### TASK STATEMENT
Find every line of the listing below where "Current" appears, and copy it.

### STORED RECORDS
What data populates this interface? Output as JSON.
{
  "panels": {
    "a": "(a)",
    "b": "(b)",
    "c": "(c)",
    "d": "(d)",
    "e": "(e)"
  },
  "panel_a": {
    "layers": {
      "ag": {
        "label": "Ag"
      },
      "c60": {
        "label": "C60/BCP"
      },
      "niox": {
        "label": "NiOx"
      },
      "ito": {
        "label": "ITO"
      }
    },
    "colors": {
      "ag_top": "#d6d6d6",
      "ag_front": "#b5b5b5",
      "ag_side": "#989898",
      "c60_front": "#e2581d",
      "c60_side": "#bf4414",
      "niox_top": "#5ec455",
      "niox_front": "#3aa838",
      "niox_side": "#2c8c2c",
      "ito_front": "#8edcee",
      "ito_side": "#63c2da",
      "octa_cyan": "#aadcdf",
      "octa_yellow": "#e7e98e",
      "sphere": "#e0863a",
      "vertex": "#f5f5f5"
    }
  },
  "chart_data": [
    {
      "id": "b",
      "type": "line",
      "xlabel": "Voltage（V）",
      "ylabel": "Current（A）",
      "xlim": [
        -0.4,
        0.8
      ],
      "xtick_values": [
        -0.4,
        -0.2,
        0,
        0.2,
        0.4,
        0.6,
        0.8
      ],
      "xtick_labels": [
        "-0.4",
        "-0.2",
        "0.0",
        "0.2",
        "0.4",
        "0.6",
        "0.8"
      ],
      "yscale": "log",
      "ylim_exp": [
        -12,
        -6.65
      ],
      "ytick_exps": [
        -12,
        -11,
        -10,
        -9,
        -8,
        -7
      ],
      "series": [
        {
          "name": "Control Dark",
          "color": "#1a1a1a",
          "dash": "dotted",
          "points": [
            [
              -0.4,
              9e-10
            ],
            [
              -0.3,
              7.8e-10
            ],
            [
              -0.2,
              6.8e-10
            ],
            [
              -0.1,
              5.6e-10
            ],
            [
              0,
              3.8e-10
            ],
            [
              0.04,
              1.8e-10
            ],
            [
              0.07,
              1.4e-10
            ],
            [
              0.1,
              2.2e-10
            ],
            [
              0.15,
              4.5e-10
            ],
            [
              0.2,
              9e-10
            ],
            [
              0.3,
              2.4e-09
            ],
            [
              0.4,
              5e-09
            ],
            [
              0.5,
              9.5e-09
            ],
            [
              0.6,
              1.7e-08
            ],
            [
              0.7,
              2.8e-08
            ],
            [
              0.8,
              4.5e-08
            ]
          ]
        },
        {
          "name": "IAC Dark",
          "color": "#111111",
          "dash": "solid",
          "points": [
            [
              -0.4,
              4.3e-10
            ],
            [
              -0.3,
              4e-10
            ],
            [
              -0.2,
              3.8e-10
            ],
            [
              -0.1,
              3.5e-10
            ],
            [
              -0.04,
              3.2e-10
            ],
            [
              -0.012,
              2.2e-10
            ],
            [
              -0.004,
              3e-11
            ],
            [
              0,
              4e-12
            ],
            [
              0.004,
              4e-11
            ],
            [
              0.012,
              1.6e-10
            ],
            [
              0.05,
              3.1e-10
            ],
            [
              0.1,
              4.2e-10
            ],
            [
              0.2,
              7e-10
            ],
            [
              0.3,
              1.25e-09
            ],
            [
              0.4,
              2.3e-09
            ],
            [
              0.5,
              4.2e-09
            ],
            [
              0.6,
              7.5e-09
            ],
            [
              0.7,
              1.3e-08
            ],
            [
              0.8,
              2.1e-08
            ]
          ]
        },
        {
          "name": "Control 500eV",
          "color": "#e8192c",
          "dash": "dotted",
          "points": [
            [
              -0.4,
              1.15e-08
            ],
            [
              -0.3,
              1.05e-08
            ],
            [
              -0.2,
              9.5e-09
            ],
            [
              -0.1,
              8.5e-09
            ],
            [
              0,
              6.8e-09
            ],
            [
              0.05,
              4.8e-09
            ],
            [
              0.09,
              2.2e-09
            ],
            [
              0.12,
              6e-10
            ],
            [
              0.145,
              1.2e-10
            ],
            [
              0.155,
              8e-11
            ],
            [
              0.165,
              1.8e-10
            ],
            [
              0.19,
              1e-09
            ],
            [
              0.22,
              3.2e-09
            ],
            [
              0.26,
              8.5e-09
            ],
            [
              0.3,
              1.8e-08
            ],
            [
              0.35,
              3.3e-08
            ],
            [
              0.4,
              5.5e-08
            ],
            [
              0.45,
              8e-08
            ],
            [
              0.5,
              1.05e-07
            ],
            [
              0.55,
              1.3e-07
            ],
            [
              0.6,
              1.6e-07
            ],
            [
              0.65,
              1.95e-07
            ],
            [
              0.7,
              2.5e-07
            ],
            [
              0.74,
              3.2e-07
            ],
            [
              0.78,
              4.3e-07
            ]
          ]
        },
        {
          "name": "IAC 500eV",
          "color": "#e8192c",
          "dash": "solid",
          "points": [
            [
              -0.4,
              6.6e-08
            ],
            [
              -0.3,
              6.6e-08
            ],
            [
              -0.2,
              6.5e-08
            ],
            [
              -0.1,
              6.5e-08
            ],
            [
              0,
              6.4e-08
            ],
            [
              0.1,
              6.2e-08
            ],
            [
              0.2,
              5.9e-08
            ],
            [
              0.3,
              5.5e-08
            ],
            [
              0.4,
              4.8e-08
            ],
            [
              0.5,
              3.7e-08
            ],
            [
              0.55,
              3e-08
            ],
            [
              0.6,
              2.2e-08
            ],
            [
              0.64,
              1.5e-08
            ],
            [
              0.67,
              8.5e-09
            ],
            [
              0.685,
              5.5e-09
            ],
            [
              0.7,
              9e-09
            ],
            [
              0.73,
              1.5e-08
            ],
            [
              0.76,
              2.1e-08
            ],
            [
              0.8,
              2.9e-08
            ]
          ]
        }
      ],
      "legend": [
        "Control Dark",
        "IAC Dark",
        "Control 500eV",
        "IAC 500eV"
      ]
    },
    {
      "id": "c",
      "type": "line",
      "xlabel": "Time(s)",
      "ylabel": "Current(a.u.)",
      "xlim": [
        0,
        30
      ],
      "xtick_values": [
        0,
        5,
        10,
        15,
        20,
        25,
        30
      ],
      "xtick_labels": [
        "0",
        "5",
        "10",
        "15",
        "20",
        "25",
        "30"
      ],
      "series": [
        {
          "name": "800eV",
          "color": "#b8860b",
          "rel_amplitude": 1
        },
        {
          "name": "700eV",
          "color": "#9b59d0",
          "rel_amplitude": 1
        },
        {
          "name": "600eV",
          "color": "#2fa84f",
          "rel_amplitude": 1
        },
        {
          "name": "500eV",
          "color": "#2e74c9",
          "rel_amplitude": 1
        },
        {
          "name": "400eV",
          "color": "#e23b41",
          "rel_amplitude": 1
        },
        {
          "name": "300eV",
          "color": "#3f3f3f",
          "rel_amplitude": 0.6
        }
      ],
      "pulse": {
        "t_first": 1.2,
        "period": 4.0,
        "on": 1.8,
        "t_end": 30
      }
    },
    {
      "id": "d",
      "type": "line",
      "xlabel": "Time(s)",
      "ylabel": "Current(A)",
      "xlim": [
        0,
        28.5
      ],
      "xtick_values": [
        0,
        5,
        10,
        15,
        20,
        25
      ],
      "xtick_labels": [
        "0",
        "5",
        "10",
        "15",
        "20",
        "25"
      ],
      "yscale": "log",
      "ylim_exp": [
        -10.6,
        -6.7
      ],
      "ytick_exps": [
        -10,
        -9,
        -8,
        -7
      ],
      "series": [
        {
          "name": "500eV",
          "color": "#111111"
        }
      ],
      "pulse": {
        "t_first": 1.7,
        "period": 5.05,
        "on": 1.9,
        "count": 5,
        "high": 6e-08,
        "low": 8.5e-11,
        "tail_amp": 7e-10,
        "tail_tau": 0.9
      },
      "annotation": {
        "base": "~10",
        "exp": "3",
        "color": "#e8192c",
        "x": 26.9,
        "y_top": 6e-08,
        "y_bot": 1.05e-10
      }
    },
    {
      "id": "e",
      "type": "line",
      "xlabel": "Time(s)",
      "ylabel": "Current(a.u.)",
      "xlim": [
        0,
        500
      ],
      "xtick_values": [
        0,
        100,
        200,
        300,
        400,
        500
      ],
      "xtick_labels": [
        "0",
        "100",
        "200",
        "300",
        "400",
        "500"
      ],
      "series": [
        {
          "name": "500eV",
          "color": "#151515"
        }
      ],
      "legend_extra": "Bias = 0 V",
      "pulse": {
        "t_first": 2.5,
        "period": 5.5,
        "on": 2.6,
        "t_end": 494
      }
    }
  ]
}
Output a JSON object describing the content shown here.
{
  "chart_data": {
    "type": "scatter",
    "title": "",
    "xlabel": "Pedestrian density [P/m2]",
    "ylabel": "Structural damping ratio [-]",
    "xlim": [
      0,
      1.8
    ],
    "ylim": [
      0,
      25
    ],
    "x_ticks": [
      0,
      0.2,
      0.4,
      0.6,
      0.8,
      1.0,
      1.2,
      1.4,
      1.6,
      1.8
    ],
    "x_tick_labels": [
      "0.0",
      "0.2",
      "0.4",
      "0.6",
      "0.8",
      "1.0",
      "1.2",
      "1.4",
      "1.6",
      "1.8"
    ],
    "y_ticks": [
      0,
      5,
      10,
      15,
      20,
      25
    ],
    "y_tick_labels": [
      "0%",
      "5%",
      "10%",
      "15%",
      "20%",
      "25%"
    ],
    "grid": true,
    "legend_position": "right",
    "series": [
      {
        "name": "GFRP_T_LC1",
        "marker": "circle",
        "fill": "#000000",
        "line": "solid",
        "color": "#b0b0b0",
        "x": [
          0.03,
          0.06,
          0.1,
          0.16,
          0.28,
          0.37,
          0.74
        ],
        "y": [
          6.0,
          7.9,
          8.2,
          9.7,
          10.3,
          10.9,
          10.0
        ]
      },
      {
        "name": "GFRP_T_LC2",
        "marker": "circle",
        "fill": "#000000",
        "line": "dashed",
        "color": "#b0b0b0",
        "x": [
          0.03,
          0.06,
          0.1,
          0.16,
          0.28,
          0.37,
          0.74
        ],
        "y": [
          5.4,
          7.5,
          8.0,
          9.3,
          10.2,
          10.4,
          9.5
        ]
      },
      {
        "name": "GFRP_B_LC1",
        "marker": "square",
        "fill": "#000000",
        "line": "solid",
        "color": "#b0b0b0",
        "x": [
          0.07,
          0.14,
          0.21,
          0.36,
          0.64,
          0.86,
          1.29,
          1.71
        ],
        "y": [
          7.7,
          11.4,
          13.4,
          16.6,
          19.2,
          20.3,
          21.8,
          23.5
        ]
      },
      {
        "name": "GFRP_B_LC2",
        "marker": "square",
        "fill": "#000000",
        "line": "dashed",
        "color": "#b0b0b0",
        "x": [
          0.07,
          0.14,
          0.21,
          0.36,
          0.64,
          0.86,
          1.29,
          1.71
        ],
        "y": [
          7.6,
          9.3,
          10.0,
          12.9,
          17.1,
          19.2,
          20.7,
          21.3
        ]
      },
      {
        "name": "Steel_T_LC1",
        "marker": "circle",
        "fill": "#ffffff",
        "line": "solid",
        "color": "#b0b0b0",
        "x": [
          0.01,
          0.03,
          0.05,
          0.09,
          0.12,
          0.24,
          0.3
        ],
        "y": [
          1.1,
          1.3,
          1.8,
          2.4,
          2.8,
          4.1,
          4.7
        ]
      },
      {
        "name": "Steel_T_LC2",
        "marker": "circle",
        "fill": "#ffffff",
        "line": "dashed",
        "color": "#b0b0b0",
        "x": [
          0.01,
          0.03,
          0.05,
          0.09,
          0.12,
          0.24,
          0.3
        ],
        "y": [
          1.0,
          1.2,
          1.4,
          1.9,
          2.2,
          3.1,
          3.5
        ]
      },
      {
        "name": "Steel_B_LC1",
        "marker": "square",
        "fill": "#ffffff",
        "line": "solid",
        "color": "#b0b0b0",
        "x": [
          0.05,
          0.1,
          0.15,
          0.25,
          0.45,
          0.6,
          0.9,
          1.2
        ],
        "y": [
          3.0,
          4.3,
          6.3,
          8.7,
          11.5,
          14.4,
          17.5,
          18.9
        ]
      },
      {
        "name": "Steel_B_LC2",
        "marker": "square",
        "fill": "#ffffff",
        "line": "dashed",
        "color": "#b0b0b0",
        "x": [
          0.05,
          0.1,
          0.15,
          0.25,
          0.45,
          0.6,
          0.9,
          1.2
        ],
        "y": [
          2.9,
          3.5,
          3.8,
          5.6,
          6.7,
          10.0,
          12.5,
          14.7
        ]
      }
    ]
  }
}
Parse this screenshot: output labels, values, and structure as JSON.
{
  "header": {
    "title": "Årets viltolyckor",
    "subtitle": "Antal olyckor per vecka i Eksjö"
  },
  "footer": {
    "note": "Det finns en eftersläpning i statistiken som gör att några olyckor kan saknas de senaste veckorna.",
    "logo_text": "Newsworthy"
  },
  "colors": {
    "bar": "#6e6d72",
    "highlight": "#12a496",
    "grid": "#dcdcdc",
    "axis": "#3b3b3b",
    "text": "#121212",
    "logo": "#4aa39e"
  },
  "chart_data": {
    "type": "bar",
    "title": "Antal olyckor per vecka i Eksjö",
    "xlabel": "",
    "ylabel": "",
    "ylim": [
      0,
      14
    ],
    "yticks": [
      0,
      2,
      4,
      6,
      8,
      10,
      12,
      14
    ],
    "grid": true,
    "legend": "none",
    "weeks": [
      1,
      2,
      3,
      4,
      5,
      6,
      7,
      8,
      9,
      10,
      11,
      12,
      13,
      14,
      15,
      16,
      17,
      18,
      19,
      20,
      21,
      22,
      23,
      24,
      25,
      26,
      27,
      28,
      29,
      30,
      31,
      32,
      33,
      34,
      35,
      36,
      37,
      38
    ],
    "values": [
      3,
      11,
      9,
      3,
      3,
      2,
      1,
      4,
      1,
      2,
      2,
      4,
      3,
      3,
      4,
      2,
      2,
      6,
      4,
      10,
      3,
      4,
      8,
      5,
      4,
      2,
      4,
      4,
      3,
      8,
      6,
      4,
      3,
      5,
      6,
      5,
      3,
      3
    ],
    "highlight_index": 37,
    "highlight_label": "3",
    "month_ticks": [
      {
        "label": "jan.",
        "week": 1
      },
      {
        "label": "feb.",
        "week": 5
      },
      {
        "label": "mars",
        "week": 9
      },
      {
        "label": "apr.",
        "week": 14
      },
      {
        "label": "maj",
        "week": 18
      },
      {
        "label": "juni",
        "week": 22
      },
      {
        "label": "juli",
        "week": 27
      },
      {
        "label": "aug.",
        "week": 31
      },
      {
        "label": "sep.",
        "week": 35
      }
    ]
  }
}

### EXERCISE RESPONSE
      "ylabel": "Current（A）",
      "ylabel": "Current(a.u.)",
      "ylabel": "Current(A)",
      "ylabel": "Current(a.u.)",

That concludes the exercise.